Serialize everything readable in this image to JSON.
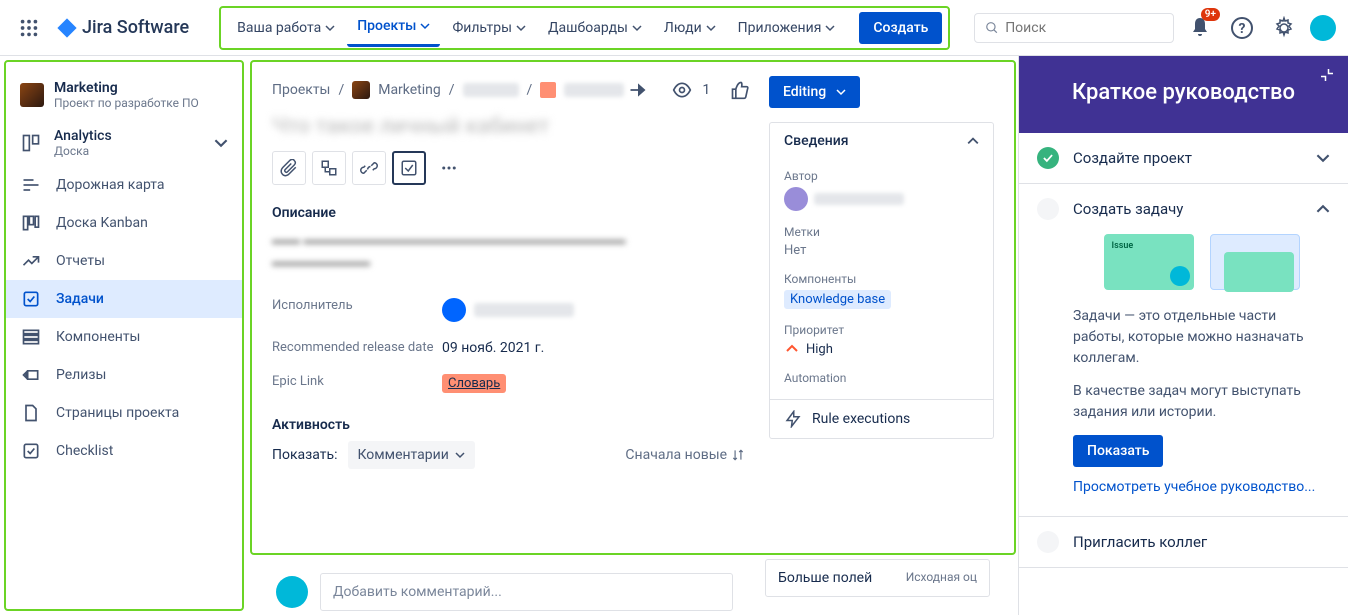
{
  "logo": "Jira Software",
  "nav": {
    "items": [
      "Ваша работа",
      "Проекты",
      "Фильтры",
      "Дашбоарды",
      "Люди",
      "Приложения"
    ],
    "active_index": 1,
    "create": "Создать"
  },
  "search_placeholder": "Поиск",
  "notif_badge": "9+",
  "sidebar": {
    "project_name": "Marketing",
    "project_type": "Проект по разработке ПО",
    "board_title": "Analytics",
    "board_sub": "Доска",
    "items": [
      {
        "label": "Дорожная карта",
        "icon": "roadmap"
      },
      {
        "label": "Доска Kanban",
        "icon": "board"
      },
      {
        "label": "Отчеты",
        "icon": "reports"
      },
      {
        "label": "Задачи",
        "icon": "issues",
        "selected": true
      },
      {
        "label": "Компоненты",
        "icon": "components"
      },
      {
        "label": "Релизы",
        "icon": "releases"
      },
      {
        "label": "Страницы проекта",
        "icon": "pages"
      },
      {
        "label": "Checklist",
        "icon": "checklist"
      }
    ]
  },
  "issue": {
    "breadcrumbs": {
      "projects": "Проекты",
      "project": "Marketing"
    },
    "watch_count": "1",
    "status": "Editing",
    "description_label": "Описание",
    "fields": {
      "assignee_label": "Исполнитель",
      "release_label": "Recommended release date",
      "release_value": "09 нояб. 2021 г.",
      "epic_label": "Epic Link",
      "epic_value": "Словарь"
    },
    "activity": {
      "title": "Активность",
      "show": "Показать:",
      "comments": "Комментарии",
      "sort": "Сначала новые"
    },
    "details": {
      "title": "Сведения",
      "author_label": "Автор",
      "labels_label": "Метки",
      "labels_value": "Нет",
      "components_label": "Компоненты",
      "components_value": "Knowledge base",
      "priority_label": "Приоритет",
      "priority_value": "High",
      "automation_label": "Automation",
      "automation_value": "Rule executions"
    },
    "more_fields": "Больше полей",
    "more_fields_sub": "Исходная оц",
    "comment_placeholder": "Добавить комментарий..."
  },
  "guide": {
    "title": "Краткое руководство",
    "steps": [
      {
        "title": "Создайте проект",
        "done": true
      },
      {
        "title": "Создать задачу",
        "done": false,
        "expanded": true
      },
      {
        "title": "Пригласить коллег",
        "done": false
      }
    ],
    "body_p1": "Задачи — это отдельные части работы, которые можно назначать коллегам.",
    "body_p2": "В качестве задач могут выступать задания или истории.",
    "show_btn": "Показать",
    "tutorial_link": "Просмотреть учебное руководство...",
    "issue_card_label": "Issue"
  }
}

**TASK OBJECTIVE:**
Say how many lines hold the word "true", giving the number and nothing else.

**ANSWER TO THE TASK:**
3